### Records for processing
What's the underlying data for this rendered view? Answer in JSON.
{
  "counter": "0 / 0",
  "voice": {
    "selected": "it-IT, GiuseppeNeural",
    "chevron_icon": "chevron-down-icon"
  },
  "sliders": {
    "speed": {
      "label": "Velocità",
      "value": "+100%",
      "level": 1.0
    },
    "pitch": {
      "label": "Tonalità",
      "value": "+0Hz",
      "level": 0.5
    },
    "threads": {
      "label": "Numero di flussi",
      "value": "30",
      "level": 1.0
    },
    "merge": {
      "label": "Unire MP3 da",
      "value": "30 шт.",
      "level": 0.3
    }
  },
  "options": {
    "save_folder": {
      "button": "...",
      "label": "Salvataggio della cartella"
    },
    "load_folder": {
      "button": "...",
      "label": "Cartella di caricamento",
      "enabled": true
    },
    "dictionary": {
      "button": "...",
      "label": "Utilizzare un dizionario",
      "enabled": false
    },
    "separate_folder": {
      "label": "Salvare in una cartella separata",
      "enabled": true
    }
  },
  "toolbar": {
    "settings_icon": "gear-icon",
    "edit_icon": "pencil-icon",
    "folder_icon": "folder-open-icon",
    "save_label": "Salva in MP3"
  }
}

### Task to complete
Every line of the data above should be copied exactly.

### Correct response
What's the underlying data for this rendered view? Answer in JSON.
{
  "counter": "0 / 0",
  "voice": {
    "selected": "it-IT, GiuseppeNeural",
    "chevron_icon": "chevron-down-icon"
  },
  "sliders": {
    "speed": {
      "label": "Velocità",
      "value": "+100%",
      "level": 1.0
    },
    "pitch": {
      "label": "Tonalità",
      "value": "+0Hz",
      "level": 0.5
    },
    "threads": {
      "label": "Numero di flussi",
      "value": "30",
      "level": 1.0
    },
    "merge": {
      "label": "Unire MP3 da",
      "value": "30 шт.",
      "level": 0.3
    }
  },
  "options": {
    "save_folder": {
      "button": "...",
      "label": "Salvataggio della cartella"
    },
    "load_folder": {
      "button": "...",
      "label": "Cartella di caricamento",
      "enabled": true
    },
    "dictionary": {
      "button": "...",
      "label": "Utilizzare un dizionario",
      "enabled": false
    },
    "separate_folder": {
      "label": "Salvare in una cartella separata",
      "enabled": true
    }
  },
  "toolbar": {
    "settings_icon": "gear-icon",
    "edit_icon": "pencil-icon",
    "folder_icon": "folder-open-icon",
    "save_label": "Salva in MP3"
  }
}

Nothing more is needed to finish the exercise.